Information Block Start

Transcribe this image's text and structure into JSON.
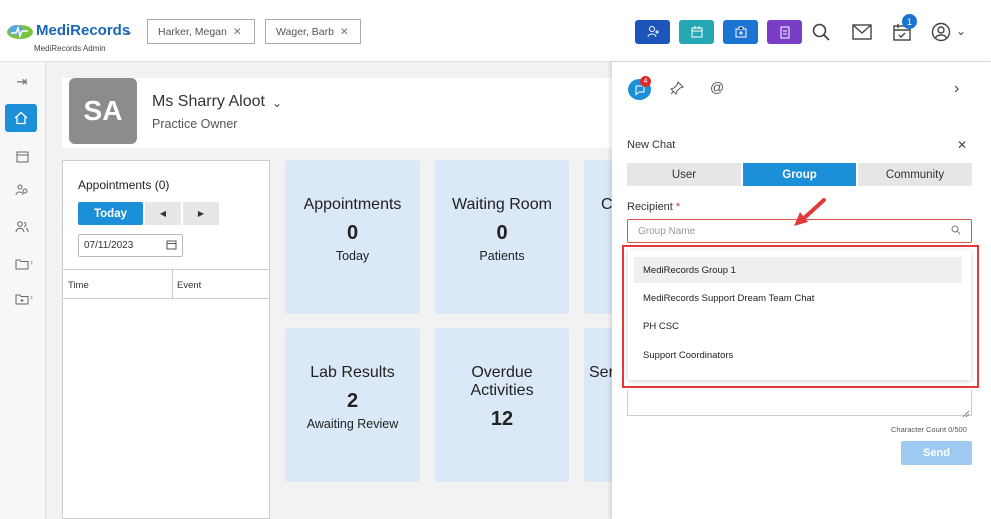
{
  "header": {
    "logo_text": "MediRecords",
    "logo_sub": "MediRecords Admin",
    "tabs": [
      {
        "label": "Harker, Megan"
      },
      {
        "label": "Wager, Barb"
      }
    ],
    "notifications_badge": "1",
    "colors": {
      "btn1": "#1d56b8",
      "btn2": "#25a8b3",
      "btn3": "#1b74d1",
      "btn4": "#7a3dc8"
    }
  },
  "profile": {
    "initials": "SA",
    "name": "Ms Sharry Aloot",
    "role": "Practice Owner"
  },
  "appointments": {
    "title": "Appointments (0)",
    "today_label": "Today",
    "date_value": "07/11/2023",
    "columns": [
      "Time",
      "Event"
    ]
  },
  "tiles": [
    {
      "title": "Appointments",
      "count": "0",
      "sub": "Today"
    },
    {
      "title": "Waiting Room",
      "count": "0",
      "sub": "Patients"
    },
    {
      "title": "Co",
      "count": "",
      "sub": ""
    },
    {
      "title": "Lab Results",
      "count": "2",
      "sub": "Awaiting Review"
    },
    {
      "title": "Overdue Activities",
      "count": "12",
      "sub": ""
    },
    {
      "title": "Ser",
      "count": "",
      "sub": ""
    }
  ],
  "chat": {
    "chat_badge": "4",
    "title": "New Chat",
    "segments": [
      "User",
      "Group",
      "Community"
    ],
    "active_segment": "Group",
    "recipient_label": "Recipient",
    "required_mark": "*",
    "recipient_placeholder": "Group Name",
    "groups": [
      "MediRecords Group 1",
      "MediRecords Support Dream Team Chat",
      "PH CSC",
      "Support Coordinators"
    ],
    "char_count": "Character Count 0/500",
    "send_label": "Send"
  }
}
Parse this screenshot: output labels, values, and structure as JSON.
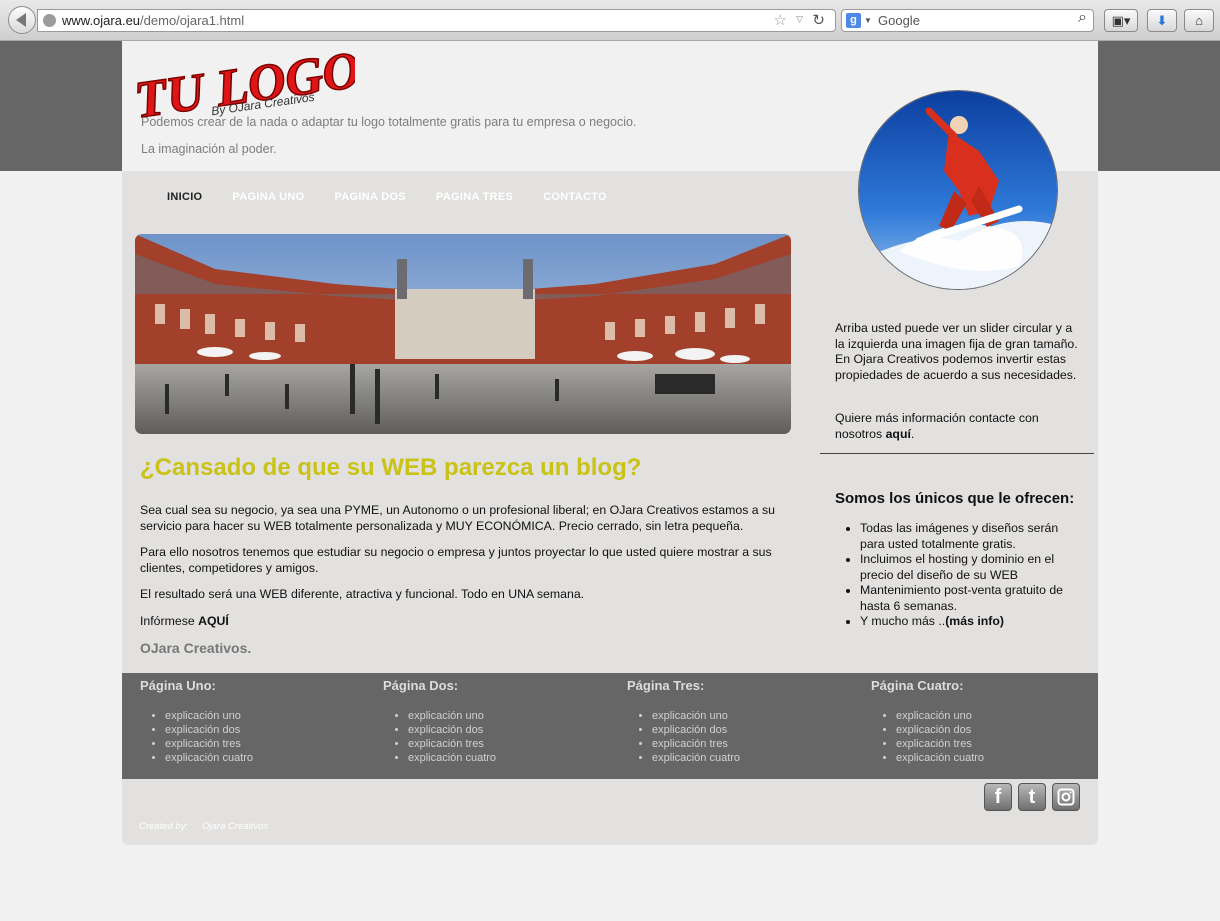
{
  "browser": {
    "url_host": "www.ojara.eu",
    "url_path": "/demo/ojara1.html",
    "search_placeholder": "Google",
    "search_engine_letter": "g"
  },
  "logo": {
    "main": "TU LOGO",
    "sub": "By OJara Creativos"
  },
  "header": {
    "tagline1": "Podemos crear de la nada o adaptar tu logo totalmente gratis para tu empresa o negocio.",
    "tagline2": "La imaginación al poder."
  },
  "nav": {
    "items": [
      "INICIO",
      "PAGINA UNO",
      "PAGINA DOS",
      "PAGINA TRES",
      "CONTACTO"
    ]
  },
  "main": {
    "headline": "¿Cansado de que su WEB parezca un blog?",
    "p1": "Sea cual sea su negocio, ya sea una PYME, un Autonomo o un profesional liberal; en OJara Creativos estamos a su servicio para hacer su WEB totalmente personalizada y MUY ECONÓMICA. Precio cerrado, sin letra pequeña.",
    "p2": "Para ello nosotros tenemos que estudiar su negocio o empresa y juntos proyectar lo que usted quiere mostrar a sus clientes, competidores y amigos.",
    "p3": "El resultado será una WEB diferente, atractiva y funcional. Todo en UNA semana.",
    "info_prefix": "Infórmese ",
    "info_link": "AQUÍ",
    "brand": "OJara Creativos."
  },
  "sidebar": {
    "text1": "Arriba usted puede ver un slider circular y a la izquierda una imagen fija de gran tamaño. En Ojara Creativos podemos invertir estas propiedades de acuerdo a sus necesidades.",
    "text2_prefix": "Quiere más información contacte con nosotros ",
    "text2_link": "aquí",
    "text2_suffix": ".",
    "title": "Somos los únicos que le ofrecen:",
    "list": [
      "Todas las imágenes y diseños serán para usted totalmente gratis.",
      "Incluimos el hosting y dominio en el precio del diseño de su WEB",
      "Mantenimiento post-venta gratuito de hasta 6 semanas."
    ],
    "list_last_prefix": "Y mucho más ..",
    "list_last_link": "(más info)"
  },
  "footer": {
    "columns": [
      {
        "title": "Página Uno:",
        "items": [
          "explicación uno",
          "explicación dos",
          "explicación tres",
          "explicación cuatro"
        ]
      },
      {
        "title": "Página Dos:",
        "items": [
          "explicación uno",
          "explicación dos",
          "explicación tres",
          "explicación cuatro"
        ]
      },
      {
        "title": "Página Tres:",
        "items": [
          "explicación uno",
          "explicación dos",
          "explicación tres",
          "explicación cuatro"
        ]
      },
      {
        "title": "Página Cuatro:",
        "items": [
          "explicación uno",
          "explicación dos",
          "explicación tres",
          "explicación cuatro"
        ]
      }
    ],
    "credit_label": "Created by:",
    "credit_name": "Ojara Creativos",
    "social": {
      "facebook": "f",
      "twitter": "t"
    }
  },
  "colors": {
    "headline": "#c9c217",
    "footer_bg": "#666666",
    "page_bg": "#e2e1df",
    "logo_red": "#e01616"
  }
}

Information Block End

#### [Task]
Search the records for the string "structure", and copy every line that holds it.

#### [Answer to the exercise]
Transcribe this image's text and structure into JSON.
Parse this screenshot: output labels, values, and structure as JSON.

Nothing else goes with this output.